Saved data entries
════

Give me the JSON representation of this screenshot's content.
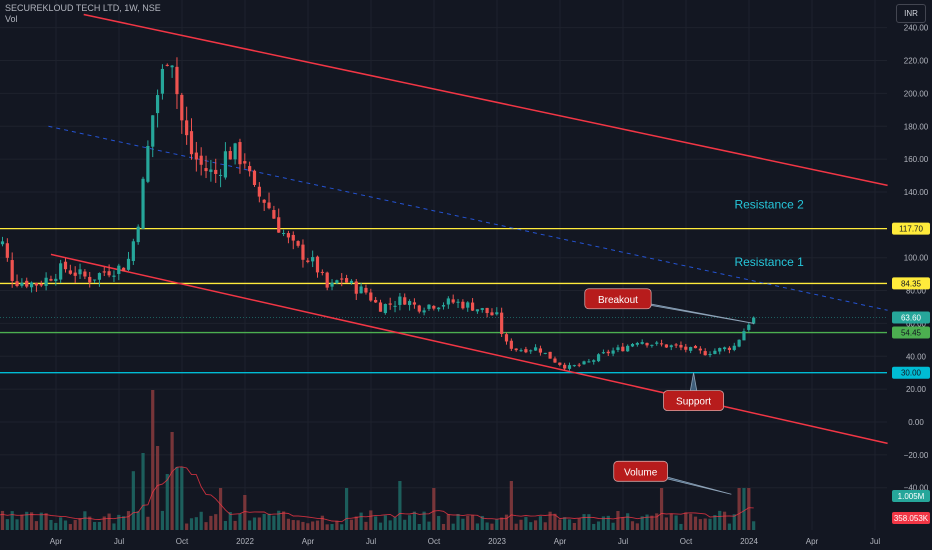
{
  "header": {
    "symbol": "SECUREKLOUD TECH LTD, 1W, NSE",
    "volume_label": "Vol",
    "currency": "INR"
  },
  "colors": {
    "up": "#26a69a",
    "down": "#ef5350",
    "background": "#131722",
    "channel": "#f23645",
    "resistance": "#ffeb3b",
    "support": "#00bcd4",
    "breakout_level": "#4caf50",
    "annotation": "#b71c1c"
  },
  "chart_data": {
    "type": "candlestick",
    "y_axis": {
      "ticks": [
        "240.00",
        "220.00",
        "200.00",
        "180.00",
        "160.00",
        "140.00",
        "100.00",
        "80.00",
        "60.00",
        "40.00",
        "20.00",
        "0.00",
        "−20.00",
        "−40.00"
      ],
      "tick_values": [
        240,
        220,
        200,
        180,
        160,
        140,
        100,
        80,
        60,
        40,
        20,
        0,
        -20,
        -40
      ]
    },
    "x_axis": {
      "ticks": [
        "Apr",
        "Jul",
        "Oct",
        "2022",
        "Apr",
        "Jul",
        "Oct",
        "2023",
        "Apr",
        "Jul",
        "Oct",
        "2024",
        "Apr",
        "Jul"
      ],
      "tick_t": [
        2021.25,
        2021.5,
        2021.75,
        2022.0,
        2022.25,
        2022.5,
        2022.75,
        2023.0,
        2023.25,
        2023.5,
        2023.75,
        2024.0,
        2024.25,
        2024.5
      ]
    },
    "price_keypoints": [
      [
        2020.98,
        88
      ],
      [
        2021.02,
        104
      ],
      [
        2021.05,
        112
      ],
      [
        2021.1,
        86
      ],
      [
        2021.2,
        84
      ],
      [
        2021.3,
        94
      ],
      [
        2021.4,
        87
      ],
      [
        2021.47,
        92
      ],
      [
        2021.55,
        95
      ],
      [
        2021.59,
        118
      ],
      [
        2021.62,
        150
      ],
      [
        2021.65,
        185
      ],
      [
        2021.68,
        205
      ],
      [
        2021.7,
        215
      ],
      [
        2021.72,
        235
      ],
      [
        2021.76,
        188
      ],
      [
        2021.8,
        165
      ],
      [
        2021.85,
        155
      ],
      [
        2021.9,
        150
      ],
      [
        2021.95,
        165
      ],
      [
        2022.02,
        160
      ],
      [
        2022.05,
        140
      ],
      [
        2022.1,
        135
      ],
      [
        2022.15,
        120
      ],
      [
        2022.2,
        108
      ],
      [
        2022.25,
        102
      ],
      [
        2022.3,
        95
      ],
      [
        2022.35,
        80
      ],
      [
        2022.4,
        88
      ],
      [
        2022.45,
        82
      ],
      [
        2022.5,
        79
      ],
      [
        2022.55,
        70
      ],
      [
        2022.6,
        72
      ],
      [
        2022.65,
        75
      ],
      [
        2022.7,
        70
      ],
      [
        2022.78,
        72
      ],
      [
        2022.85,
        73
      ],
      [
        2022.93,
        70
      ],
      [
        2023.02,
        64
      ],
      [
        2023.05,
        48
      ],
      [
        2023.1,
        44
      ],
      [
        2023.18,
        45
      ],
      [
        2023.25,
        37
      ],
      [
        2023.3,
        33
      ],
      [
        2023.38,
        36
      ],
      [
        2023.45,
        42
      ],
      [
        2023.52,
        45
      ],
      [
        2023.58,
        50
      ],
      [
        2023.65,
        47
      ],
      [
        2023.72,
        46
      ],
      [
        2023.78,
        44
      ],
      [
        2023.84,
        42
      ],
      [
        2023.9,
        44
      ],
      [
        2023.96,
        46
      ],
      [
        2024.0,
        56
      ],
      [
        2024.03,
        63.6
      ]
    ],
    "volume": {
      "axis_min": -40,
      "axis_max": 40,
      "series": [
        {
          "name": "last_bar",
          "value": "1.005M"
        },
        {
          "name": "moving_average",
          "value": "358.053K"
        }
      ],
      "spikes": [
        [
          2021.55,
          0.42
        ],
        [
          2021.6,
          0.55
        ],
        [
          2021.63,
          1.0
        ],
        [
          2021.66,
          0.6
        ],
        [
          2021.69,
          0.4
        ],
        [
          2021.72,
          0.7
        ],
        [
          2021.74,
          0.45
        ],
        [
          2021.9,
          0.3
        ],
        [
          2022.0,
          0.25
        ],
        [
          2022.4,
          0.3
        ],
        [
          2022.62,
          0.35
        ],
        [
          2022.75,
          0.3
        ],
        [
          2023.05,
          0.35
        ],
        [
          2023.65,
          0.3
        ],
        [
          2023.97,
          0.3
        ],
        [
          2024.0,
          0.3
        ],
        [
          2024.03,
          0.32
        ]
      ]
    },
    "levels": [
      {
        "name": "Resistance 2",
        "value": 117.7,
        "label": "117.70",
        "color": "#ffeb3b"
      },
      {
        "name": "Resistance 1",
        "value": 84.35,
        "label": "84.35",
        "color": "#ffeb3b"
      },
      {
        "name": "Breakout level",
        "value": 54.45,
        "label": "54.45",
        "color": "#4caf50"
      },
      {
        "name": "Support",
        "value": 30.0,
        "label": "30.00",
        "color": "#00bcd4"
      }
    ],
    "last_price": {
      "value": 63.6,
      "label": "63.60"
    },
    "trendlines": [
      {
        "kind": "channel-upper",
        "from": [
          2021.36,
          248
        ],
        "to": [
          2024.55,
          144
        ],
        "style": "solid"
      },
      {
        "kind": "channel-lower",
        "from": [
          2021.23,
          102
        ],
        "to": [
          2024.55,
          -13
        ],
        "style": "solid"
      },
      {
        "kind": "mid-dashed",
        "from": [
          2021.22,
          180
        ],
        "to": [
          2024.55,
          68
        ],
        "style": "dashed"
      }
    ],
    "annotations": [
      {
        "text": "Resistance 2",
        "style": "plain",
        "t": 2024.08,
        "v": 130
      },
      {
        "text": "Resistance 1",
        "style": "plain",
        "t": 2024.08,
        "v": 95
      },
      {
        "text": "Breakout",
        "style": "callout",
        "t": 2023.48,
        "v": 75,
        "pointer": [
          2024.02,
          60
        ]
      },
      {
        "text": "Support",
        "style": "callout",
        "t": 2023.78,
        "v": 13,
        "pointer": [
          2023.78,
          30
        ]
      },
      {
        "text": "Volume",
        "style": "callout",
        "t": 2023.57,
        "v": -30,
        "pointer": [
          2023.93,
          -44
        ]
      }
    ]
  }
}
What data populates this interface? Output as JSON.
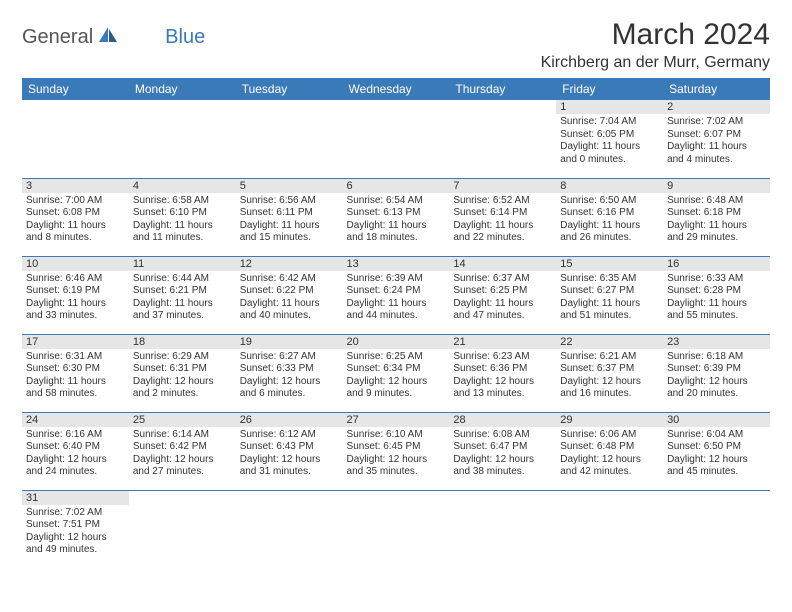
{
  "logo": {
    "text1": "General",
    "text2": "Blue"
  },
  "title": "March 2024",
  "location": "Kirchberg an der Murr, Germany",
  "colors": {
    "header_bg": "#3a7ab8",
    "daynum_bg": "#e6e6e6",
    "row_border": "#3a7ab8",
    "text": "#333333"
  },
  "weekdays": [
    "Sunday",
    "Monday",
    "Tuesday",
    "Wednesday",
    "Thursday",
    "Friday",
    "Saturday"
  ],
  "days": {
    "1": {
      "sunrise": "Sunrise: 7:04 AM",
      "sunset": "Sunset: 6:05 PM",
      "daylight1": "Daylight: 11 hours",
      "daylight2": "and 0 minutes."
    },
    "2": {
      "sunrise": "Sunrise: 7:02 AM",
      "sunset": "Sunset: 6:07 PM",
      "daylight1": "Daylight: 11 hours",
      "daylight2": "and 4 minutes."
    },
    "3": {
      "sunrise": "Sunrise: 7:00 AM",
      "sunset": "Sunset: 6:08 PM",
      "daylight1": "Daylight: 11 hours",
      "daylight2": "and 8 minutes."
    },
    "4": {
      "sunrise": "Sunrise: 6:58 AM",
      "sunset": "Sunset: 6:10 PM",
      "daylight1": "Daylight: 11 hours",
      "daylight2": "and 11 minutes."
    },
    "5": {
      "sunrise": "Sunrise: 6:56 AM",
      "sunset": "Sunset: 6:11 PM",
      "daylight1": "Daylight: 11 hours",
      "daylight2": "and 15 minutes."
    },
    "6": {
      "sunrise": "Sunrise: 6:54 AM",
      "sunset": "Sunset: 6:13 PM",
      "daylight1": "Daylight: 11 hours",
      "daylight2": "and 18 minutes."
    },
    "7": {
      "sunrise": "Sunrise: 6:52 AM",
      "sunset": "Sunset: 6:14 PM",
      "daylight1": "Daylight: 11 hours",
      "daylight2": "and 22 minutes."
    },
    "8": {
      "sunrise": "Sunrise: 6:50 AM",
      "sunset": "Sunset: 6:16 PM",
      "daylight1": "Daylight: 11 hours",
      "daylight2": "and 26 minutes."
    },
    "9": {
      "sunrise": "Sunrise: 6:48 AM",
      "sunset": "Sunset: 6:18 PM",
      "daylight1": "Daylight: 11 hours",
      "daylight2": "and 29 minutes."
    },
    "10": {
      "sunrise": "Sunrise: 6:46 AM",
      "sunset": "Sunset: 6:19 PM",
      "daylight1": "Daylight: 11 hours",
      "daylight2": "and 33 minutes."
    },
    "11": {
      "sunrise": "Sunrise: 6:44 AM",
      "sunset": "Sunset: 6:21 PM",
      "daylight1": "Daylight: 11 hours",
      "daylight2": "and 37 minutes."
    },
    "12": {
      "sunrise": "Sunrise: 6:42 AM",
      "sunset": "Sunset: 6:22 PM",
      "daylight1": "Daylight: 11 hours",
      "daylight2": "and 40 minutes."
    },
    "13": {
      "sunrise": "Sunrise: 6:39 AM",
      "sunset": "Sunset: 6:24 PM",
      "daylight1": "Daylight: 11 hours",
      "daylight2": "and 44 minutes."
    },
    "14": {
      "sunrise": "Sunrise: 6:37 AM",
      "sunset": "Sunset: 6:25 PM",
      "daylight1": "Daylight: 11 hours",
      "daylight2": "and 47 minutes."
    },
    "15": {
      "sunrise": "Sunrise: 6:35 AM",
      "sunset": "Sunset: 6:27 PM",
      "daylight1": "Daylight: 11 hours",
      "daylight2": "and 51 minutes."
    },
    "16": {
      "sunrise": "Sunrise: 6:33 AM",
      "sunset": "Sunset: 6:28 PM",
      "daylight1": "Daylight: 11 hours",
      "daylight2": "and 55 minutes."
    },
    "17": {
      "sunrise": "Sunrise: 6:31 AM",
      "sunset": "Sunset: 6:30 PM",
      "daylight1": "Daylight: 11 hours",
      "daylight2": "and 58 minutes."
    },
    "18": {
      "sunrise": "Sunrise: 6:29 AM",
      "sunset": "Sunset: 6:31 PM",
      "daylight1": "Daylight: 12 hours",
      "daylight2": "and 2 minutes."
    },
    "19": {
      "sunrise": "Sunrise: 6:27 AM",
      "sunset": "Sunset: 6:33 PM",
      "daylight1": "Daylight: 12 hours",
      "daylight2": "and 6 minutes."
    },
    "20": {
      "sunrise": "Sunrise: 6:25 AM",
      "sunset": "Sunset: 6:34 PM",
      "daylight1": "Daylight: 12 hours",
      "daylight2": "and 9 minutes."
    },
    "21": {
      "sunrise": "Sunrise: 6:23 AM",
      "sunset": "Sunset: 6:36 PM",
      "daylight1": "Daylight: 12 hours",
      "daylight2": "and 13 minutes."
    },
    "22": {
      "sunrise": "Sunrise: 6:21 AM",
      "sunset": "Sunset: 6:37 PM",
      "daylight1": "Daylight: 12 hours",
      "daylight2": "and 16 minutes."
    },
    "23": {
      "sunrise": "Sunrise: 6:18 AM",
      "sunset": "Sunset: 6:39 PM",
      "daylight1": "Daylight: 12 hours",
      "daylight2": "and 20 minutes."
    },
    "24": {
      "sunrise": "Sunrise: 6:16 AM",
      "sunset": "Sunset: 6:40 PM",
      "daylight1": "Daylight: 12 hours",
      "daylight2": "and 24 minutes."
    },
    "25": {
      "sunrise": "Sunrise: 6:14 AM",
      "sunset": "Sunset: 6:42 PM",
      "daylight1": "Daylight: 12 hours",
      "daylight2": "and 27 minutes."
    },
    "26": {
      "sunrise": "Sunrise: 6:12 AM",
      "sunset": "Sunset: 6:43 PM",
      "daylight1": "Daylight: 12 hours",
      "daylight2": "and 31 minutes."
    },
    "27": {
      "sunrise": "Sunrise: 6:10 AM",
      "sunset": "Sunset: 6:45 PM",
      "daylight1": "Daylight: 12 hours",
      "daylight2": "and 35 minutes."
    },
    "28": {
      "sunrise": "Sunrise: 6:08 AM",
      "sunset": "Sunset: 6:47 PM",
      "daylight1": "Daylight: 12 hours",
      "daylight2": "and 38 minutes."
    },
    "29": {
      "sunrise": "Sunrise: 6:06 AM",
      "sunset": "Sunset: 6:48 PM",
      "daylight1": "Daylight: 12 hours",
      "daylight2": "and 42 minutes."
    },
    "30": {
      "sunrise": "Sunrise: 6:04 AM",
      "sunset": "Sunset: 6:50 PM",
      "daylight1": "Daylight: 12 hours",
      "daylight2": "and 45 minutes."
    },
    "31": {
      "sunrise": "Sunrise: 7:02 AM",
      "sunset": "Sunset: 7:51 PM",
      "daylight1": "Daylight: 12 hours",
      "daylight2": "and 49 minutes."
    }
  },
  "daynums": {
    "1": "1",
    "2": "2",
    "3": "3",
    "4": "4",
    "5": "5",
    "6": "6",
    "7": "7",
    "8": "8",
    "9": "9",
    "10": "10",
    "11": "11",
    "12": "12",
    "13": "13",
    "14": "14",
    "15": "15",
    "16": "16",
    "17": "17",
    "18": "18",
    "19": "19",
    "20": "20",
    "21": "21",
    "22": "22",
    "23": "23",
    "24": "24",
    "25": "25",
    "26": "26",
    "27": "27",
    "28": "28",
    "29": "29",
    "30": "30",
    "31": "31"
  }
}
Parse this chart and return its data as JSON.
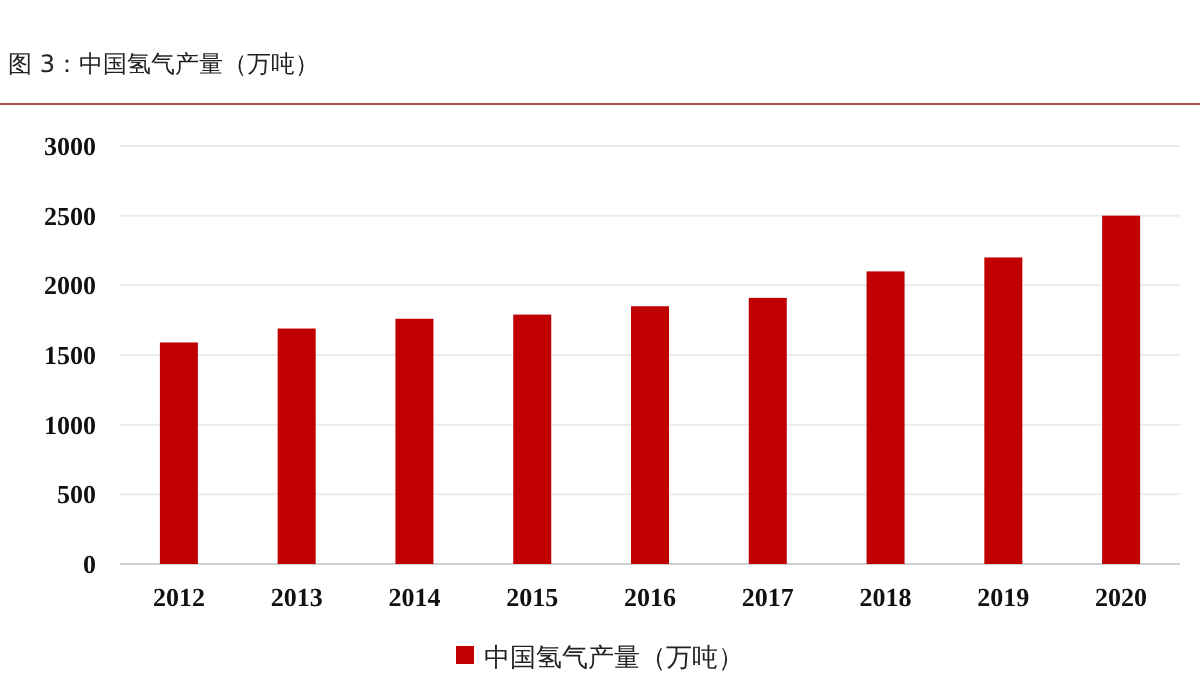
{
  "chart_data": {
    "type": "bar",
    "title": "图 3：中国氢气产量（万吨）",
    "categories": [
      "2012",
      "2013",
      "2014",
      "2015",
      "2016",
      "2017",
      "2018",
      "2019",
      "2020"
    ],
    "series": [
      {
        "name": "中国氢气产量（万吨）",
        "color": "#c00000",
        "values": [
          1590,
          1690,
          1760,
          1790,
          1850,
          1910,
          2100,
          2200,
          2500
        ]
      }
    ],
    "ylim": [
      0,
      3000
    ],
    "yticks": [
      0,
      500,
      1000,
      1500,
      2000,
      2500,
      3000
    ],
    "grid": "y",
    "legend": "bottom"
  }
}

════

EXERCISE GOAL
Please retype, exactly and with the pictures left out, the lines from the line containing "Parse this chart and return its data as JSON." through the last line of the records above.

SOLUTION FOR THIS EXERCISE
Parse this chart and return its data as JSON.
{
  "chart_data": {
    "type": "bar",
    "title": "图 3：中国氢气产量（万吨）",
    "categories": [
      "2012",
      "2013",
      "2014",
      "2015",
      "2016",
      "2017",
      "2018",
      "2019",
      "2020"
    ],
    "series": [
      {
        "name": "中国氢气产量（万吨）",
        "color": "#c00000",
        "values": [
          1590,
          1690,
          1760,
          1790,
          1850,
          1910,
          2100,
          2200,
          2500
        ]
      }
    ],
    "ylim": [
      0,
      3000
    ],
    "yticks": [
      0,
      500,
      1000,
      1500,
      2000,
      2500,
      3000
    ],
    "grid": "y",
    "legend": "bottom"
  }
}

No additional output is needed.